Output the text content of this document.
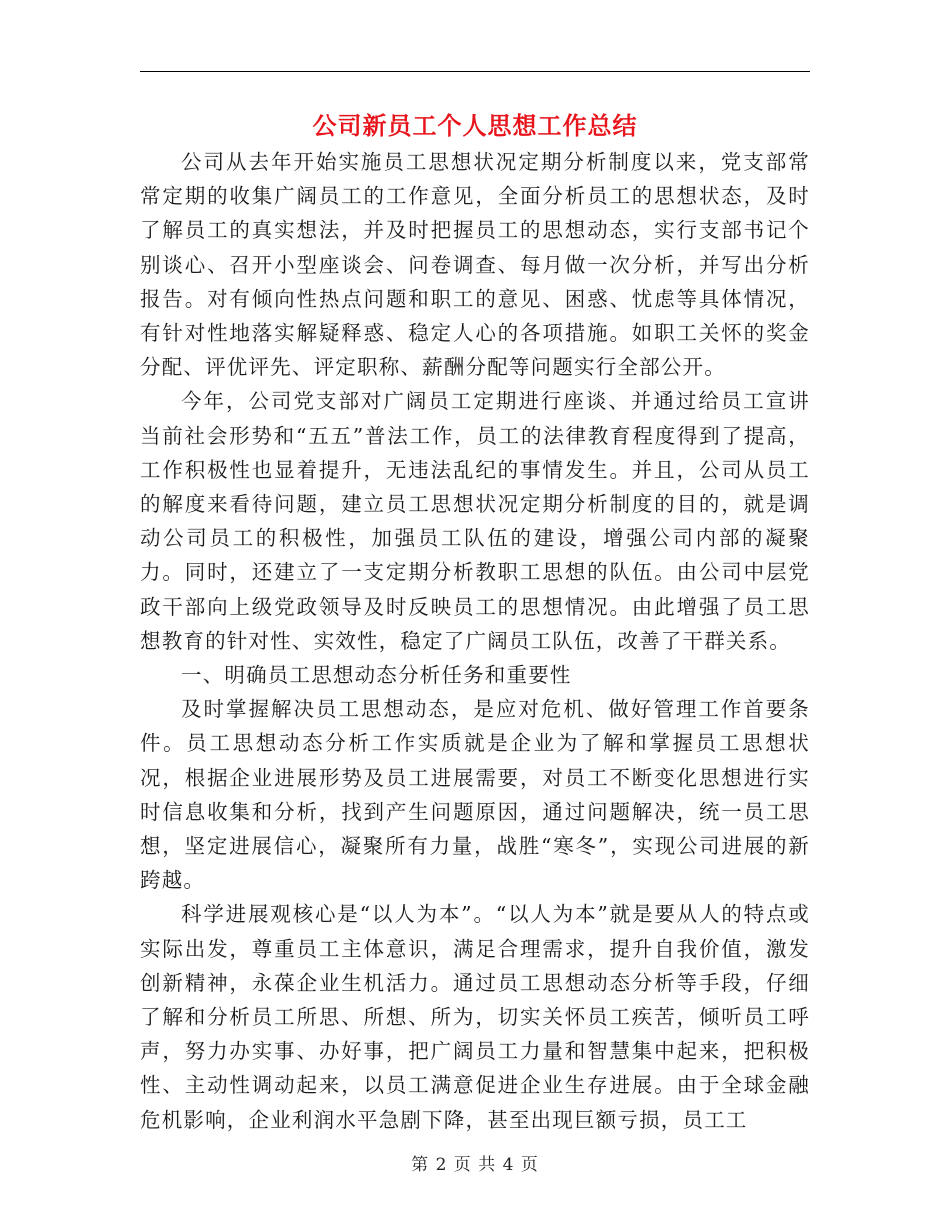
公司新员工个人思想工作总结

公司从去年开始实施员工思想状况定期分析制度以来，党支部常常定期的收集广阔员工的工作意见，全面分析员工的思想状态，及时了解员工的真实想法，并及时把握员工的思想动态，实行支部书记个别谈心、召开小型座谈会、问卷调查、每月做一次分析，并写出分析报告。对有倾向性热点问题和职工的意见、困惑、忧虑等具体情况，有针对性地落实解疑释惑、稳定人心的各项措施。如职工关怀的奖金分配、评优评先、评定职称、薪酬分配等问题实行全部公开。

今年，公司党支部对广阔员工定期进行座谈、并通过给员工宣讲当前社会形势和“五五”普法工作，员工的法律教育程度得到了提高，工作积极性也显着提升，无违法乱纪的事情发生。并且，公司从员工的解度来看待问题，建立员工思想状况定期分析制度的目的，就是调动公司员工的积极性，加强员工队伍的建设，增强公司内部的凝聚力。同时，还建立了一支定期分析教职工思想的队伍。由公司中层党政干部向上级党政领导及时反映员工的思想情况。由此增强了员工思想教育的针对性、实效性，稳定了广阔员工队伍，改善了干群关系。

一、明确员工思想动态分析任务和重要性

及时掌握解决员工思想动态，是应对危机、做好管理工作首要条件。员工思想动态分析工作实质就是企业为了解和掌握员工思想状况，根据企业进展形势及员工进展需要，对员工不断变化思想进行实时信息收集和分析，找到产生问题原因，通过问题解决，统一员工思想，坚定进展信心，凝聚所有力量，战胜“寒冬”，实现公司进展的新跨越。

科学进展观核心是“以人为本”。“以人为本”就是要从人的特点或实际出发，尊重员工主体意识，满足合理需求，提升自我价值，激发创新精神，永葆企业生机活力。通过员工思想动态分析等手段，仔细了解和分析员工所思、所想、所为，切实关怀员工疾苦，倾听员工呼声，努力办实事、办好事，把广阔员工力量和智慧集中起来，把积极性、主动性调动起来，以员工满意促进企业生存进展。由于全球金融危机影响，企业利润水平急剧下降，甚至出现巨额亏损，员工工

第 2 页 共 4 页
----
Write out all the entries word for word, but skip any images.

Output the text content of this document.
公司新员工个人思想工作总结

公司从去年开始实施员工思想状况定期分析制度以来，党支部常常定期的收集广阔员工的工作意见，全面分析员工的思想状态，及时了解员工的真实想法，并及时把握员工的思想动态，实行支部书记个别谈心、召开小型座谈会、问卷调查、每月做一次分析，并写出分析报告。对有倾向性热点问题和职工的意见、困惑、忧虑等具体情况，有针对性地落实解疑释惑、稳定人心的各项措施。如职工关怀的奖金分配、评优评先、评定职称、薪酬分配等问题实行全部公开。

今年，公司党支部对广阔员工定期进行座谈、并通过给员工宣讲当前社会形势和“五五”普法工作，员工的法律教育程度得到了提高，工作积极性也显着提升，无违法乱纪的事情发生。并且，公司从员工的解度来看待问题，建立员工思想状况定期分析制度的目的，就是调动公司员工的积极性，加强员工队伍的建设，增强公司内部的凝聚力。同时，还建立了一支定期分析教职工思想的队伍。由公司中层党政干部向上级党政领导及时反映员工的思想情况。由此增强了员工思想教育的针对性、实效性，稳定了广阔员工队伍，改善了干群关系。

一、明确员工思想动态分析任务和重要性

及时掌握解决员工思想动态，是应对危机、做好管理工作首要条件。员工思想动态分析工作实质就是企业为了解和掌握员工思想状况，根据企业进展形势及员工进展需要，对员工不断变化思想进行实时信息收集和分析，找到产生问题原因，通过问题解决，统一员工思想，坚定进展信心，凝聚所有力量，战胜“寒冬”，实现公司进展的新跨越。

科学进展观核心是“以人为本”。“以人为本”就是要从人的特点或实际出发，尊重员工主体意识，满足合理需求，提升自我价值，激发创新精神，永葆企业生机活力。通过员工思想动态分析等手段，仔细了解和分析员工所思、所想、所为，切实关怀员工疾苦，倾听员工呼声，努力办实事、办好事，把广阔员工力量和智慧集中起来，把积极性、主动性调动起来，以员工满意促进企业生存进展。由于全球金融危机影响，企业利润水平急剧下降，甚至出现巨额亏损，员工工

第 2 页 共 4 页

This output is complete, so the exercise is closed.